* [DO THIS] Only the pictures are left out: repeat the rest of the entries exactly.

* [PROVIDED DATA]
◇ ◇ ◇ ◇ ◇ ◇ ◇

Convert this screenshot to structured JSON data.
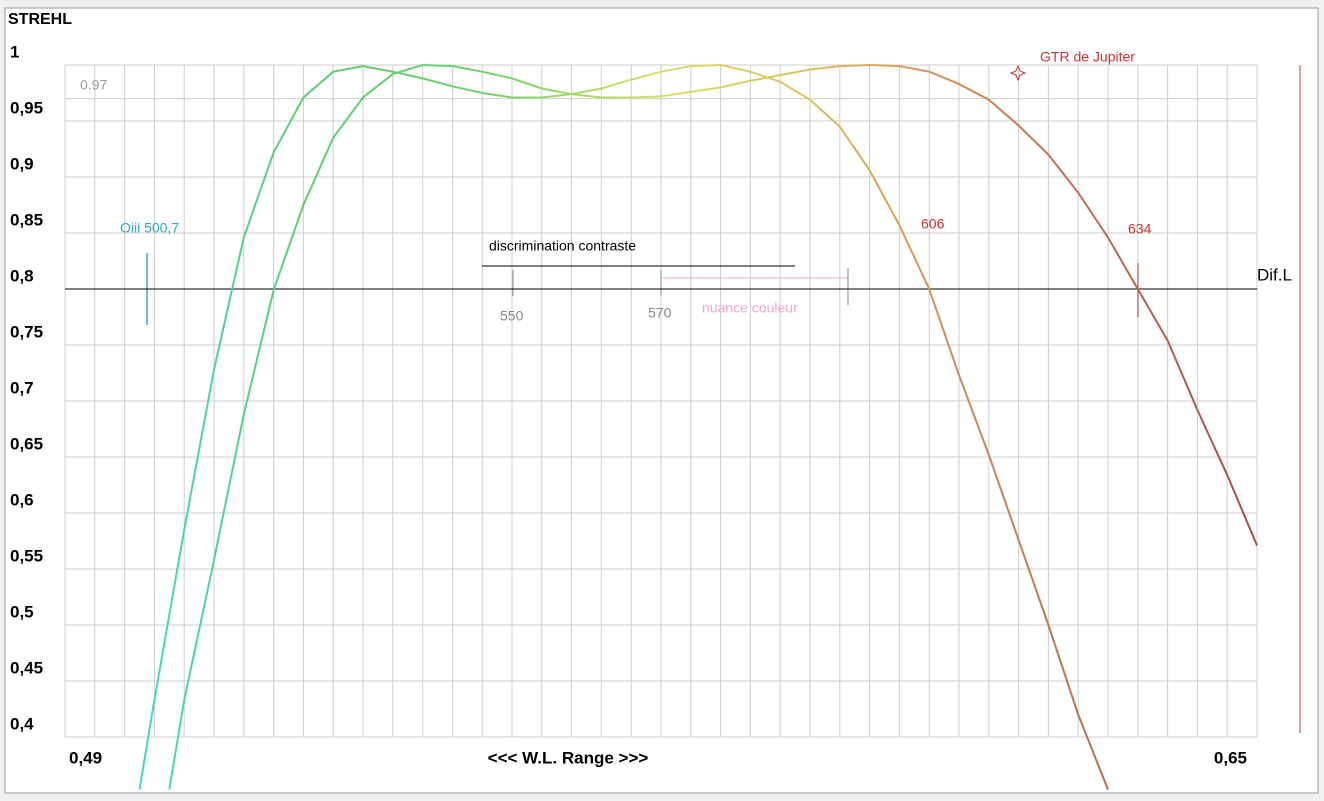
{
  "chart_data": {
    "type": "line",
    "y_title": "STREHL",
    "x_title": "<<<  W.L. Range  >>>",
    "xlim": [
      0.49,
      0.65
    ],
    "xticks": [
      {
        "value": 0.49,
        "label": "0,49"
      },
      {
        "value": 0.65,
        "label": "0,65"
      }
    ],
    "xgrid": [
      0.49,
      0.494,
      0.498,
      0.502,
      0.506,
      0.51,
      0.514,
      0.518,
      0.522,
      0.526,
      0.53,
      0.534,
      0.538,
      0.542,
      0.546,
      0.55,
      0.554,
      0.558,
      0.562,
      0.566,
      0.57,
      0.574,
      0.578,
      0.582,
      0.586,
      0.59,
      0.594,
      0.598,
      0.602,
      0.606,
      0.61,
      0.614,
      0.618,
      0.622,
      0.626,
      0.63,
      0.634,
      0.638,
      0.642,
      0.646,
      0.65
    ],
    "ylim": [
      0.4,
      1
    ],
    "yticks": [
      {
        "value": 0.4,
        "label": "0,4"
      },
      {
        "value": 0.45,
        "label": "0,45"
      },
      {
        "value": 0.5,
        "label": "0,5"
      },
      {
        "value": 0.55,
        "label": "0,55"
      },
      {
        "value": 0.6,
        "label": "0,6"
      },
      {
        "value": 0.65,
        "label": "0,65"
      },
      {
        "value": 0.7,
        "label": "0,7"
      },
      {
        "value": 0.75,
        "label": "0,75"
      },
      {
        "value": 0.8,
        "label": "0,8"
      },
      {
        "value": 0.85,
        "label": "0,85"
      },
      {
        "value": 0.9,
        "label": "0,9"
      },
      {
        "value": 0.95,
        "label": "0,95"
      },
      1
    ],
    "ref_line": 0.97,
    "dif_line": {
      "value": 0.8,
      "label": "Dif.L"
    },
    "grid": true,
    "series": [
      {
        "x": [
          0.5,
          0.502,
          0.506,
          0.51,
          0.514,
          0.518,
          0.522,
          0.526,
          0.53,
          0.534,
          0.538,
          0.542,
          0.546,
          0.55,
          0.554,
          0.558,
          0.562,
          0.566,
          0.57,
          0.574,
          0.578,
          0.582,
          0.586,
          0.59,
          0.594,
          0.598,
          0.602,
          0.606,
          0.61,
          0.614,
          0.618,
          0.622,
          0.626,
          0.63
        ],
        "values": [
          0.353,
          0.433,
          0.585,
          0.728,
          0.846,
          0.922,
          0.971,
          0.994,
          0.999,
          0.994,
          0.988,
          0.981,
          0.975,
          0.971,
          0.971,
          0.974,
          0.979,
          0.987,
          0.994,
          0.999,
          1.0,
          0.994,
          0.985,
          0.969,
          0.945,
          0.906,
          0.857,
          0.8,
          0.723,
          0.652,
          0.576,
          0.5,
          0.42,
          0.353
        ]
      },
      {
        "x": [
          0.504,
          0.506,
          0.51,
          0.514,
          0.518,
          0.522,
          0.526,
          0.53,
          0.534,
          0.538,
          0.542,
          0.546,
          0.55,
          0.554,
          0.558,
          0.562,
          0.566,
          0.57,
          0.574,
          0.578,
          0.582,
          0.586,
          0.59,
          0.594,
          0.598,
          0.602,
          0.606,
          0.61,
          0.614,
          0.618,
          0.622,
          0.626,
          0.63,
          0.634,
          0.638,
          0.642,
          0.646,
          0.65
        ],
        "values": [
          0.353,
          0.433,
          0.558,
          0.688,
          0.799,
          0.875,
          0.935,
          0.971,
          0.992,
          1.0,
          0.999,
          0.994,
          0.988,
          0.979,
          0.974,
          0.971,
          0.971,
          0.972,
          0.976,
          0.98,
          0.986,
          0.991,
          0.996,
          0.999,
          1.0,
          0.999,
          0.994,
          0.983,
          0.969,
          0.946,
          0.92,
          0.886,
          0.846,
          0.8,
          0.754,
          0.692,
          0.634,
          0.571
        ]
      }
    ],
    "annotations": {
      "oiii": "Oiii 500,7",
      "contrast": "discrimination contraste",
      "m550": 550,
      "m570": 570,
      "nuance": "nuance couleur",
      "m606": 606,
      "m634": 634,
      "gtr": "GTR de Jupiter"
    }
  }
}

◇ ◇ ◇ ◇ ◇ ◇ ◇

* [RESULT FOR THIS EXERCISE]
Convert this screenshot to structured JSON data.
{
  "chart_data": {
    "type": "line",
    "y_title": "STREHL",
    "x_title": "<<<  W.L. Range  >>>",
    "xlim": [
      0.49,
      0.65
    ],
    "xticks": [
      {
        "value": 0.49,
        "label": "0,49"
      },
      {
        "value": 0.65,
        "label": "0,65"
      }
    ],
    "xgrid": [
      0.49,
      0.494,
      0.498,
      0.502,
      0.506,
      0.51,
      0.514,
      0.518,
      0.522,
      0.526,
      0.53,
      0.534,
      0.538,
      0.542,
      0.546,
      0.55,
      0.554,
      0.558,
      0.562,
      0.566,
      0.57,
      0.574,
      0.578,
      0.582,
      0.586,
      0.59,
      0.594,
      0.598,
      0.602,
      0.606,
      0.61,
      0.614,
      0.618,
      0.622,
      0.626,
      0.63,
      0.634,
      0.638,
      0.642,
      0.646,
      0.65
    ],
    "ylim": [
      0.4,
      1
    ],
    "yticks": [
      {
        "value": 0.4,
        "label": "0,4"
      },
      {
        "value": 0.45,
        "label": "0,45"
      },
      {
        "value": 0.5,
        "label": "0,5"
      },
      {
        "value": 0.55,
        "label": "0,55"
      },
      {
        "value": 0.6,
        "label": "0,6"
      },
      {
        "value": 0.65,
        "label": "0,65"
      },
      {
        "value": 0.7,
        "label": "0,7"
      },
      {
        "value": 0.75,
        "label": "0,75"
      },
      {
        "value": 0.8,
        "label": "0,8"
      },
      {
        "value": 0.85,
        "label": "0,85"
      },
      {
        "value": 0.9,
        "label": "0,9"
      },
      {
        "value": 0.95,
        "label": "0,95"
      },
      1
    ],
    "ref_line": 0.97,
    "dif_line": {
      "value": 0.8,
      "label": "Dif.L"
    },
    "grid": true,
    "series": [
      {
        "x": [
          0.5,
          0.502,
          0.506,
          0.51,
          0.514,
          0.518,
          0.522,
          0.526,
          0.53,
          0.534,
          0.538,
          0.542,
          0.546,
          0.55,
          0.554,
          0.558,
          0.562,
          0.566,
          0.57,
          0.574,
          0.578,
          0.582,
          0.586,
          0.59,
          0.594,
          0.598,
          0.602,
          0.606,
          0.61,
          0.614,
          0.618,
          0.622,
          0.626,
          0.63
        ],
        "values": [
          0.353,
          0.433,
          0.585,
          0.728,
          0.846,
          0.922,
          0.971,
          0.994,
          0.999,
          0.994,
          0.988,
          0.981,
          0.975,
          0.971,
          0.971,
          0.974,
          0.979,
          0.987,
          0.994,
          0.999,
          1.0,
          0.994,
          0.985,
          0.969,
          0.945,
          0.906,
          0.857,
          0.8,
          0.723,
          0.652,
          0.576,
          0.5,
          0.42,
          0.353
        ]
      },
      {
        "x": [
          0.504,
          0.506,
          0.51,
          0.514,
          0.518,
          0.522,
          0.526,
          0.53,
          0.534,
          0.538,
          0.542,
          0.546,
          0.55,
          0.554,
          0.558,
          0.562,
          0.566,
          0.57,
          0.574,
          0.578,
          0.582,
          0.586,
          0.59,
          0.594,
          0.598,
          0.602,
          0.606,
          0.61,
          0.614,
          0.618,
          0.622,
          0.626,
          0.63,
          0.634,
          0.638,
          0.642,
          0.646,
          0.65
        ],
        "values": [
          0.353,
          0.433,
          0.558,
          0.688,
          0.799,
          0.875,
          0.935,
          0.971,
          0.992,
          1.0,
          0.999,
          0.994,
          0.988,
          0.979,
          0.974,
          0.971,
          0.971,
          0.972,
          0.976,
          0.98,
          0.986,
          0.991,
          0.996,
          0.999,
          1.0,
          0.999,
          0.994,
          0.983,
          0.969,
          0.946,
          0.92,
          0.886,
          0.846,
          0.8,
          0.754,
          0.692,
          0.634,
          0.571
        ]
      }
    ],
    "annotations": {
      "oiii": "Oiii 500,7",
      "contrast": "discrimination contraste",
      "m550": 550,
      "m570": 570,
      "nuance": "nuance couleur",
      "m606": 606,
      "m634": 634,
      "gtr": "GTR de Jupiter"
    }
  }
}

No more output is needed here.